Exercise requirements: Look below. Copy each line that has "economically" in it.

== Entries ==

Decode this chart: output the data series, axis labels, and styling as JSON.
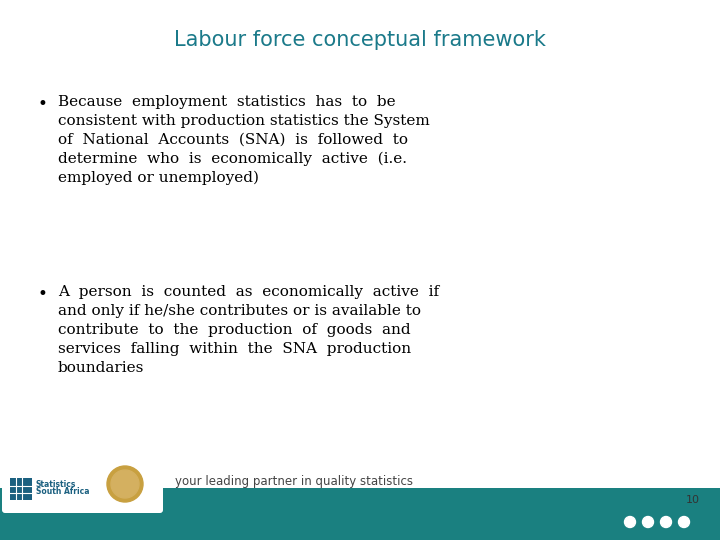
{
  "title": "Labour force conceptual framework",
  "title_color": "#1B7A8A",
  "title_fontsize": 15,
  "bg_color": "#FFFFFF",
  "footer_bar_color": "#1A8080",
  "footer_text": "your leading partner in quality statistics",
  "footer_text_color": "#444444",
  "page_number": "10",
  "bullet_color": "#000000",
  "bullet_fontsize": 11.0,
  "bullet1_lines": [
    "Because  employment  statistics  has  to  be",
    "consistent with production statistics the System",
    "of  National  Accounts  (SNA)  is  followed  to",
    "determine  who  is  economically  active  (i.e.",
    "employed or unemployed)"
  ],
  "bullet2_lines": [
    "A  person  is  counted  as  economically  active  if",
    "and only if he/she contributes or is available to",
    "contribute  to  the  production  of  goods  and",
    "services  falling  within  the  SNA  production",
    "boundaries"
  ]
}
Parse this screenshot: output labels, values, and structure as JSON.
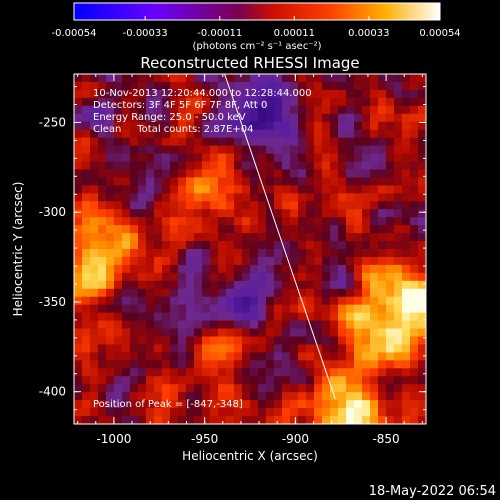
{
  "colorbar": {
    "tick_labels": [
      "-0.00054",
      "-0.00033",
      "-0.00011",
      "0.00011",
      "0.00033",
      "0.00054"
    ],
    "tick_values": [
      -0.00054,
      -0.00033,
      -0.00011,
      0.00011,
      0.00033,
      0.00054
    ],
    "range": [
      -0.00054,
      0.00054
    ],
    "units_label": "(photons cm⁻² s⁻¹ asec⁻²)",
    "colors": [
      "#0000ff",
      "#7a00ff",
      "#b0006a",
      "#ff2000",
      "#ff9a00",
      "#ffe06a",
      "#ffffff"
    ]
  },
  "plot": {
    "title": "Reconstructed RHESSI Image",
    "annotations": [
      "10-Nov-2013 12:20:44.000 to 12:28:44.000",
      "Detectors: 3F 4F 5F 6F 7F 8F, Att 0",
      "Energy Range: 25.0 - 50.0 keV",
      "Clean     Total counts: 2.87E+04"
    ],
    "peak_label": "Position of Peak = [-847,-348]",
    "xlabel": "Heliocentric X (arcsec)",
    "ylabel": "Heliocentric Y (arcsec)",
    "x_ticks": [
      {
        "value": -1000,
        "label": "-1000"
      },
      {
        "value": -950,
        "label": "-950"
      },
      {
        "value": -900,
        "label": "-900"
      },
      {
        "value": -850,
        "label": "-850"
      }
    ],
    "y_ticks": [
      {
        "value": -250,
        "label": "-250"
      },
      {
        "value": -300,
        "label": "-300"
      },
      {
        "value": -350,
        "label": "-350"
      },
      {
        "value": -400,
        "label": "-400"
      }
    ],
    "xlim": [
      -1022,
      -828
    ],
    "ylim": [
      -418,
      -223
    ],
    "limb_line": {
      "x": [
        -939,
        -878
      ],
      "y": [
        -223,
        -404
      ]
    }
  },
  "footer": {
    "timestamp": "18-May-2022 06:54"
  },
  "chart_data": {
    "type": "heatmap",
    "title": "Reconstructed RHESSI Image",
    "xlabel": "Heliocentric X (arcsec)",
    "ylabel": "Heliocentric Y (arcsec)",
    "xlim": [
      -1022,
      -828
    ],
    "ylim": [
      -418,
      -223
    ],
    "peak": [
      -847,
      -348
    ],
    "value_range": [
      -0.00054,
      0.00054
    ]
  }
}
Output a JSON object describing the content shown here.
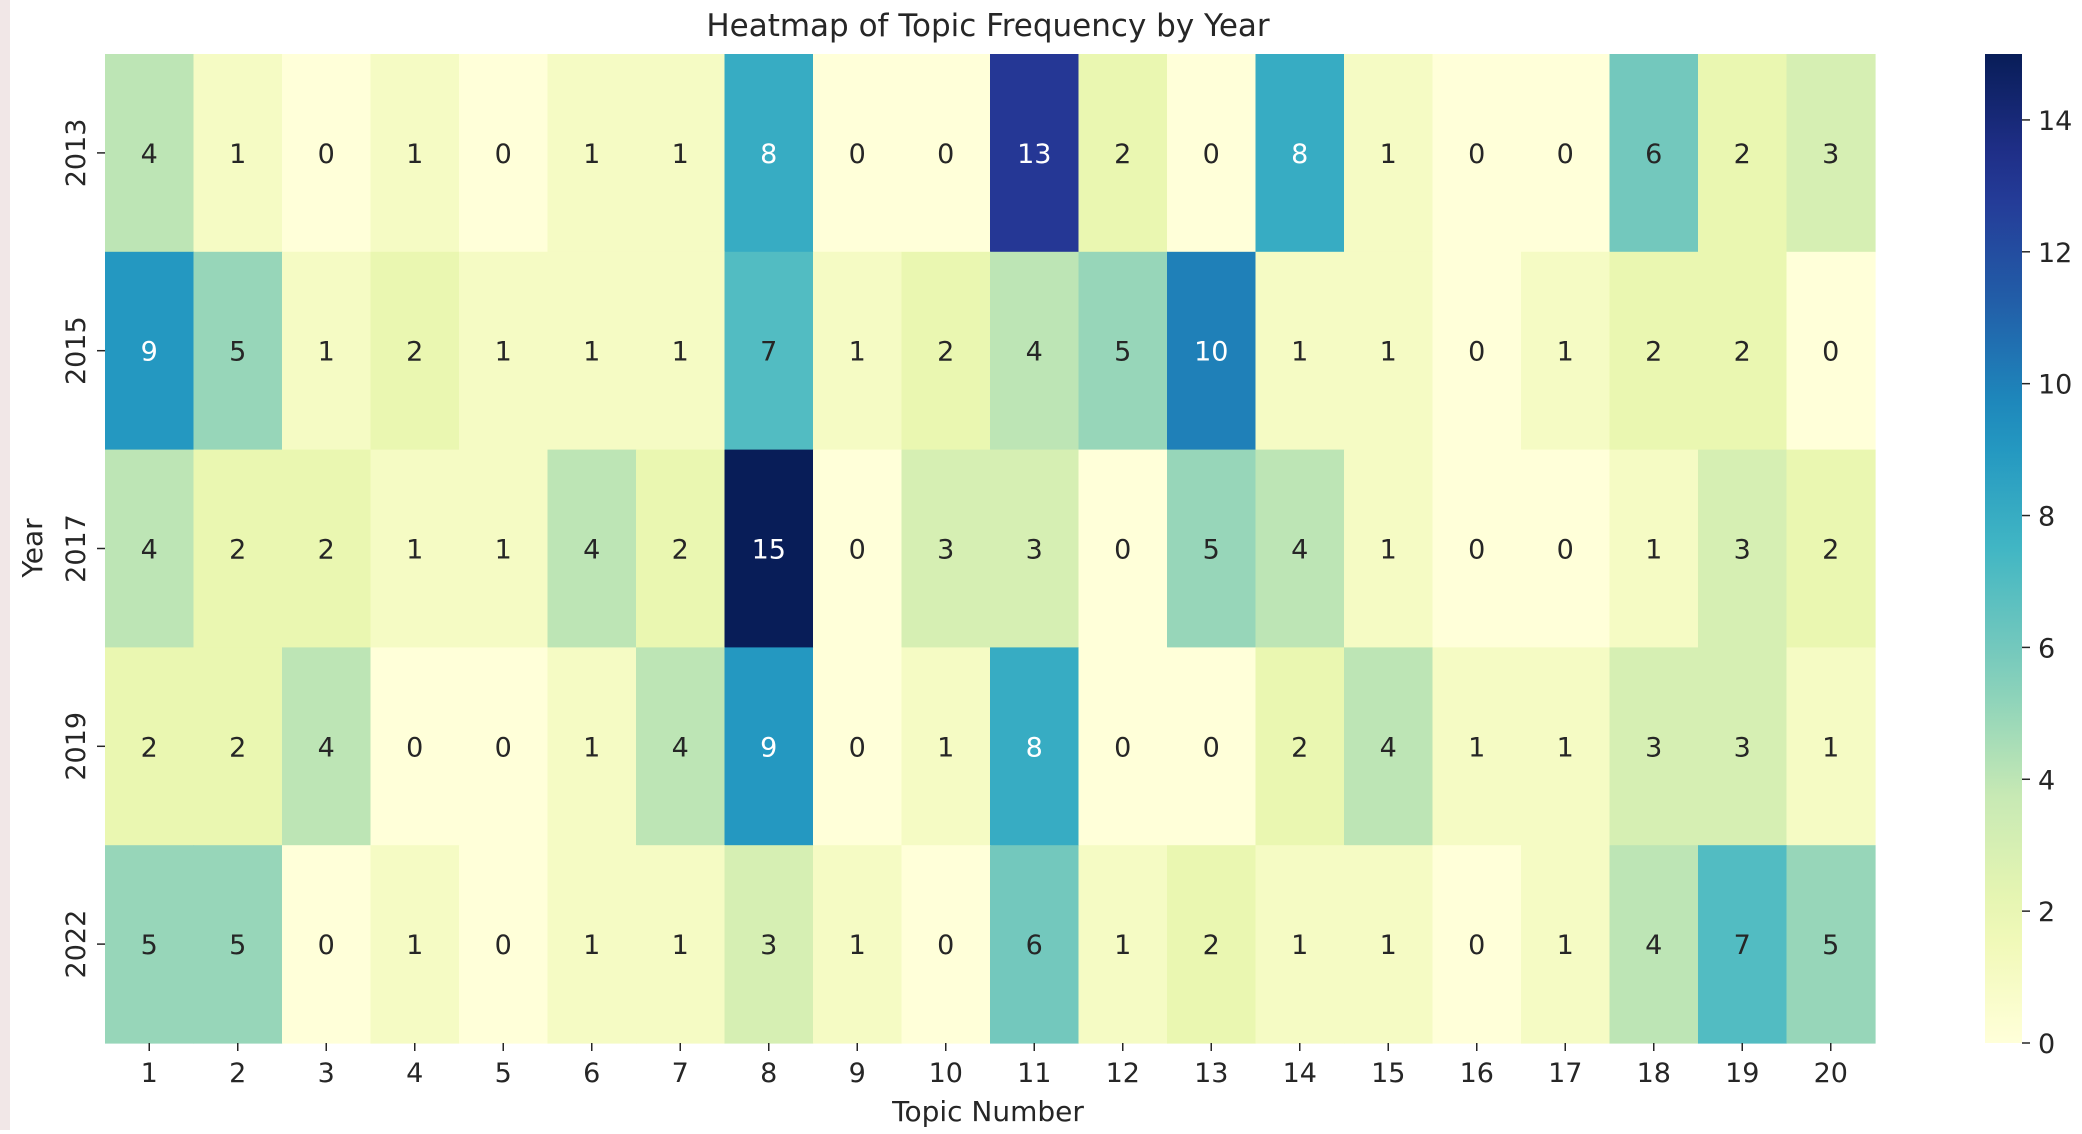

===

Result for this exercise:
    "determine  who  is  economically  active  (i.e.",
    "A  person  is  counted  as  economically  active  if",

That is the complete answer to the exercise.